*Stated exercise*
"BINANCE" appears in how many lines of the entries? State only the number.

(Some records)
· · ·

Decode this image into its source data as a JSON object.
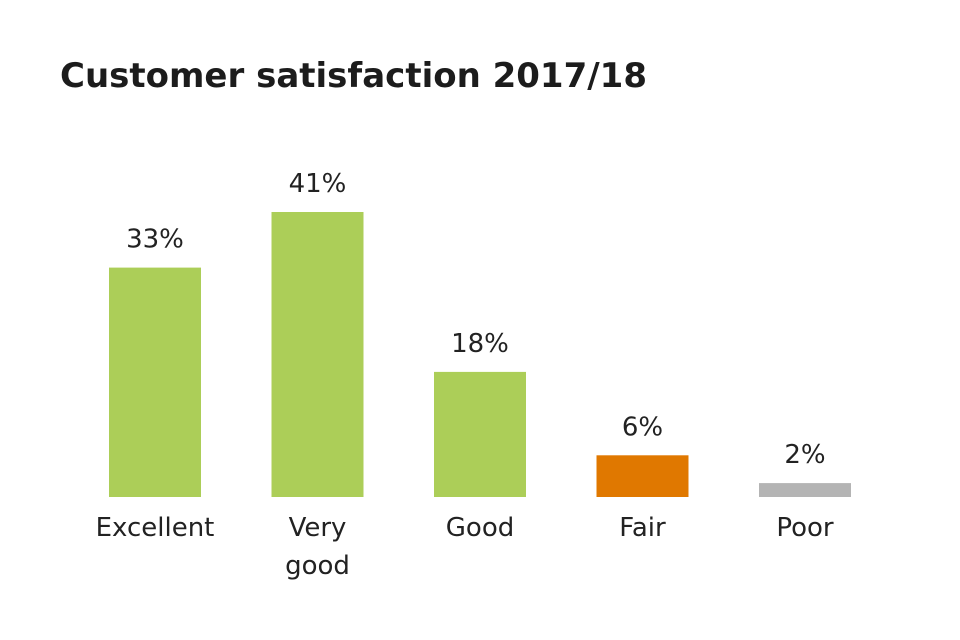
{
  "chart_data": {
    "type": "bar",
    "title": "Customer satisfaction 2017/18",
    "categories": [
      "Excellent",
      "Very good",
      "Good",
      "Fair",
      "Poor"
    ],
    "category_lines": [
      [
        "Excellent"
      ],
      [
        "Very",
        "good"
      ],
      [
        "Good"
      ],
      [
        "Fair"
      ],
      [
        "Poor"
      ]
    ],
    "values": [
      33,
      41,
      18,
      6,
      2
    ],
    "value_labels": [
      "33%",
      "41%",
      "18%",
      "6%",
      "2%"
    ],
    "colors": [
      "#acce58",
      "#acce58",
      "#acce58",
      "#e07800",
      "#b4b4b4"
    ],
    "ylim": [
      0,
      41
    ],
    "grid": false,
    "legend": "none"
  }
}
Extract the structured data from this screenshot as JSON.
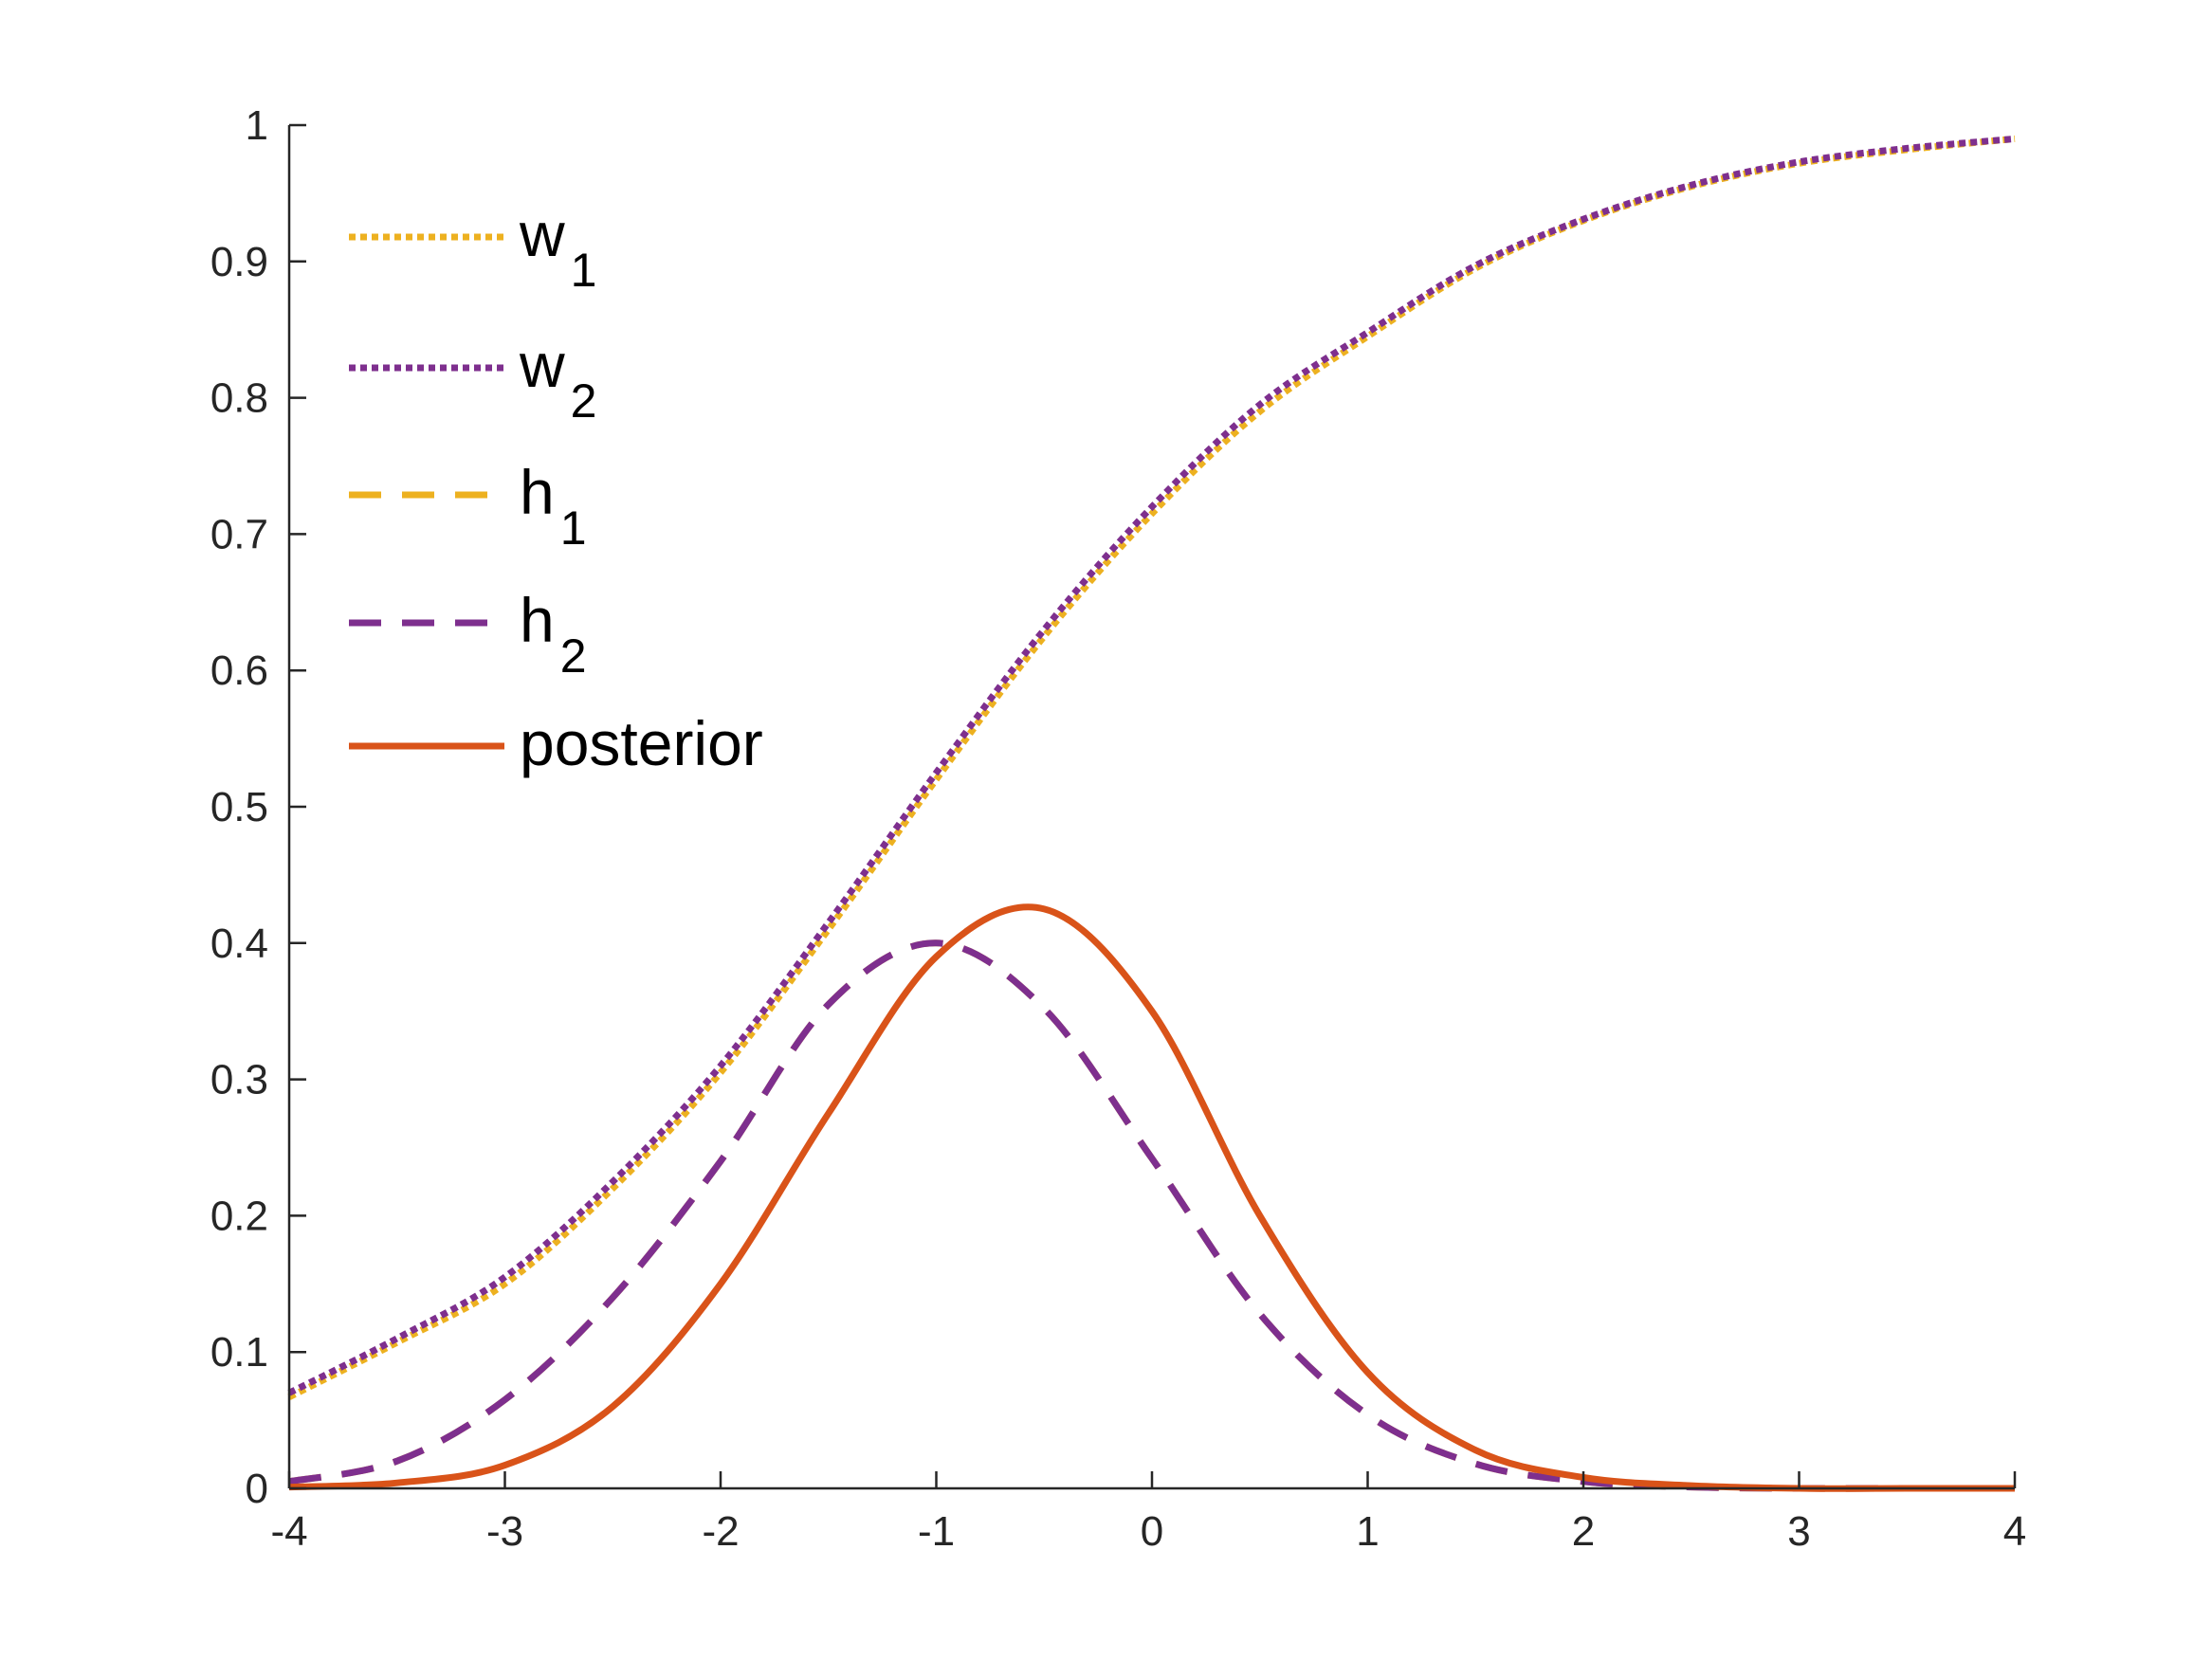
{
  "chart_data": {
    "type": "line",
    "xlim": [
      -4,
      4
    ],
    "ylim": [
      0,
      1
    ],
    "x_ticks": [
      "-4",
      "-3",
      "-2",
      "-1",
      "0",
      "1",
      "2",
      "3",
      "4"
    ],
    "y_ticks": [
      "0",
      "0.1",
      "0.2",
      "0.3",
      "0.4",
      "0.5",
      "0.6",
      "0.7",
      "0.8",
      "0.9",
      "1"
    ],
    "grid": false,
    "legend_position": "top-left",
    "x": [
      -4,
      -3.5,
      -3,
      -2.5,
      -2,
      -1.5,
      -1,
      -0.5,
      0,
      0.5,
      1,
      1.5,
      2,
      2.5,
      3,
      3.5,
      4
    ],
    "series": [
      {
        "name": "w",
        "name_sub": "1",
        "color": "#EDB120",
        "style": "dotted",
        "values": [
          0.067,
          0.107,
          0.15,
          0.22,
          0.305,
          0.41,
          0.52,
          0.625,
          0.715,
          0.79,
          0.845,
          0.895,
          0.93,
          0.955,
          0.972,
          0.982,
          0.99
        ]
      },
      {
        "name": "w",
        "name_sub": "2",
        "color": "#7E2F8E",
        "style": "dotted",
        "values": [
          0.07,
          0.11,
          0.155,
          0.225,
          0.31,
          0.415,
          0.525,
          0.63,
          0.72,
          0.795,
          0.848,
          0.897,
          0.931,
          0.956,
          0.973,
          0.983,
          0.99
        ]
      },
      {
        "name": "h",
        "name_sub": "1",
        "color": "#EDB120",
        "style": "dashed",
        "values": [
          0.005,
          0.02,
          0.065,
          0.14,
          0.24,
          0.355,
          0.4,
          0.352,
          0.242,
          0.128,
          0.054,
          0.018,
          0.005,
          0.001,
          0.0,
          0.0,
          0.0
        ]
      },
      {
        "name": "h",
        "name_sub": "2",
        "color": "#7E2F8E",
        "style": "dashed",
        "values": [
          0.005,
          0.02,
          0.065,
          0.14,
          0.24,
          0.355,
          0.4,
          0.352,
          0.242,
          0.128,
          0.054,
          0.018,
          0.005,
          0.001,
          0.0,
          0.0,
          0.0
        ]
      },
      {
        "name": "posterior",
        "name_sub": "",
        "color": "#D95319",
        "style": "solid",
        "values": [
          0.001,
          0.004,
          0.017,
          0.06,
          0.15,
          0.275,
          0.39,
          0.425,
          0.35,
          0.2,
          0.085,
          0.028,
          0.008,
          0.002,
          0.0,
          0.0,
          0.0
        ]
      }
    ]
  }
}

· · ·

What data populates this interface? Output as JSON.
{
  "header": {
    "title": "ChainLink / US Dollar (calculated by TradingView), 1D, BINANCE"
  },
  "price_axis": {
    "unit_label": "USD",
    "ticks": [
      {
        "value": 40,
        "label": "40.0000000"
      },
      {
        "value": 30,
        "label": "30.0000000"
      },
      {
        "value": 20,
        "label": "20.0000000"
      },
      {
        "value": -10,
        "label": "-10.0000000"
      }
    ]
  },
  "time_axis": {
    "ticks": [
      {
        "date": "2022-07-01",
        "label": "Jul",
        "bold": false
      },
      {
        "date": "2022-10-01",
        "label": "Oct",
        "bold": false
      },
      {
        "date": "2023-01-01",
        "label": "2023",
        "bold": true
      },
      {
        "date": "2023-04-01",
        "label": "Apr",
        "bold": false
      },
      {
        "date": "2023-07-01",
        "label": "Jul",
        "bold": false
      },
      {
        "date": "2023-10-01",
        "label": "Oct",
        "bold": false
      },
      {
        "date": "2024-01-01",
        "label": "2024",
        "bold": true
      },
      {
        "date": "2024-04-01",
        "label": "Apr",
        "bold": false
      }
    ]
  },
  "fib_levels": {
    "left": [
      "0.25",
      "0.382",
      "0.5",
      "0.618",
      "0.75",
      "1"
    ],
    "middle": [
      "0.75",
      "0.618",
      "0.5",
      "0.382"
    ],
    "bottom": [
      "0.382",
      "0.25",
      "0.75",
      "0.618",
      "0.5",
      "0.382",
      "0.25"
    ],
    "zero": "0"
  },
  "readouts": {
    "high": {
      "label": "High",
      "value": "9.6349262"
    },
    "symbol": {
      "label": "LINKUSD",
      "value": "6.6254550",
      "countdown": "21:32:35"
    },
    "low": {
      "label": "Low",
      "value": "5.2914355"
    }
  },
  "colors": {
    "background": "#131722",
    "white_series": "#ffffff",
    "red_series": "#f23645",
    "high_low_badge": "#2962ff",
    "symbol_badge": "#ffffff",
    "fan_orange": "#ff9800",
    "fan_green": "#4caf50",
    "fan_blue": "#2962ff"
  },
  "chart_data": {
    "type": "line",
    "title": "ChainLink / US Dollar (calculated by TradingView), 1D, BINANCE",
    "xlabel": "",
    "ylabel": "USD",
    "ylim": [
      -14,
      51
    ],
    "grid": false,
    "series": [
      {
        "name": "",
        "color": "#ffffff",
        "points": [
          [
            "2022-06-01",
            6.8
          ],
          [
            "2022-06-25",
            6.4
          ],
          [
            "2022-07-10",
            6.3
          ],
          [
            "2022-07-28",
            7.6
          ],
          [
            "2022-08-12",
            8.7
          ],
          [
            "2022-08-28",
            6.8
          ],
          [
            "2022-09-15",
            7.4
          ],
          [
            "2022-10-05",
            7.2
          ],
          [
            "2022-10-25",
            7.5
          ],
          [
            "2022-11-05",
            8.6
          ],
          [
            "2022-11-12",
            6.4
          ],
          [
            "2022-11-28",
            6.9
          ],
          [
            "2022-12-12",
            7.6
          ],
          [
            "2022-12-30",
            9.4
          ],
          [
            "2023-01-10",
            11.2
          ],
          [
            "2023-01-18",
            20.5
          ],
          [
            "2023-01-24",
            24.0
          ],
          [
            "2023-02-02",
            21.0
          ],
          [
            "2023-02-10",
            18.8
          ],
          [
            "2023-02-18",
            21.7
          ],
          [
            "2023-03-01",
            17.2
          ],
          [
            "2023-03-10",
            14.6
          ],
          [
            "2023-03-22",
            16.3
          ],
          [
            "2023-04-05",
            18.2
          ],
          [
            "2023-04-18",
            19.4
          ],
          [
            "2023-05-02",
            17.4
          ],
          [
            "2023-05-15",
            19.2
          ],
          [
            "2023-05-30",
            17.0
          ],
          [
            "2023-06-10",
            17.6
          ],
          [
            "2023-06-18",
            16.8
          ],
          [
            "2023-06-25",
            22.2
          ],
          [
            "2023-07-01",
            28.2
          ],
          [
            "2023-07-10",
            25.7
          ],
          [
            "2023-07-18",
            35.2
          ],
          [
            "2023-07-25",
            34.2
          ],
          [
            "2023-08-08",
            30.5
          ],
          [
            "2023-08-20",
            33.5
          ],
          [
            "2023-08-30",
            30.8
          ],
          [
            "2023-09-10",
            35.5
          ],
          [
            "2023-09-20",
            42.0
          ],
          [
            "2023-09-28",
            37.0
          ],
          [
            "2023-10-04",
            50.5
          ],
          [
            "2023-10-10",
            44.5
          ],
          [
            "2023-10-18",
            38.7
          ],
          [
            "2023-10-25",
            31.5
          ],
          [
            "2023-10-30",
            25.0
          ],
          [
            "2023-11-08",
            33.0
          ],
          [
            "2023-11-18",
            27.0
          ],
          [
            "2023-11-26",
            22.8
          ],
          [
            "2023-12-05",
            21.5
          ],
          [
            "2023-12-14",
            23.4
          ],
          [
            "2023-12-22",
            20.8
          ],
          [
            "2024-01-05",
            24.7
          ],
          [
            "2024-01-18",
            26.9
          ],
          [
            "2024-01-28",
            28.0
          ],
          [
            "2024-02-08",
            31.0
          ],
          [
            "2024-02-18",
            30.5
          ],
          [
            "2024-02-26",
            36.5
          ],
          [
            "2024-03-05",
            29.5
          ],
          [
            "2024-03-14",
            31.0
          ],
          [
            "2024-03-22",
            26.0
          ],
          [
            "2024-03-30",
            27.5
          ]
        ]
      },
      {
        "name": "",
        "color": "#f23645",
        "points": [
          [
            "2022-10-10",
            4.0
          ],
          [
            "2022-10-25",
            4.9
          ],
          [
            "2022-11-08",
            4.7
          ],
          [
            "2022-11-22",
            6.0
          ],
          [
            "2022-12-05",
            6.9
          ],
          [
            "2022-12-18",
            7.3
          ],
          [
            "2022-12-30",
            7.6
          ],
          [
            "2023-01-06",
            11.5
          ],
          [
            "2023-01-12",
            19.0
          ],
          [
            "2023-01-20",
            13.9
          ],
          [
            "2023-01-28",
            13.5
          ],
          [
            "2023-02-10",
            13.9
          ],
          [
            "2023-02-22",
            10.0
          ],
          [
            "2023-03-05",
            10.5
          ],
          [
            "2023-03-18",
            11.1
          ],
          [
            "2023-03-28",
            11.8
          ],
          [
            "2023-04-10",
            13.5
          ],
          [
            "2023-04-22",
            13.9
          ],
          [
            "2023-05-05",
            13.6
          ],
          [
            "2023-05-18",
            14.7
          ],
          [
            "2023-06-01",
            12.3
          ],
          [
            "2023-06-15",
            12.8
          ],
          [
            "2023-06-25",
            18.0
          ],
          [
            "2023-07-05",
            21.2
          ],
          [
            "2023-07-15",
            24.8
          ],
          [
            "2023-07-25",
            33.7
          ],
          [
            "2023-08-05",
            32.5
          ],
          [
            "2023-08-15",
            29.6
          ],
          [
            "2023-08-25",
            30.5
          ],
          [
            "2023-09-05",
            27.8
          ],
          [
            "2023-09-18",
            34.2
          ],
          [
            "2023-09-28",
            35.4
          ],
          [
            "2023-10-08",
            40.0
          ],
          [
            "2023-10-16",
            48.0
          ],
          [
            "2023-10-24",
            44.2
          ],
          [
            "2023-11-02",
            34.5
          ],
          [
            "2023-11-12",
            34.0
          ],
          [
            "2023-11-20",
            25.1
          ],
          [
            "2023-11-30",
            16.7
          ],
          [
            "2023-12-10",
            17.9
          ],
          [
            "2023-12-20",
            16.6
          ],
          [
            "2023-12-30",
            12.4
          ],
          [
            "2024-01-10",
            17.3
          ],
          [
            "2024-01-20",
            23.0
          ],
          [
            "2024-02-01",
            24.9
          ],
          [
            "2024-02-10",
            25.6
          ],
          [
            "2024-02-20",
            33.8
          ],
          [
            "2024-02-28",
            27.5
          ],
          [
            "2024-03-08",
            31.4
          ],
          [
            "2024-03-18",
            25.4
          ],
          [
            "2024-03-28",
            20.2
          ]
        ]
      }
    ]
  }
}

· · ·

*The reply*
2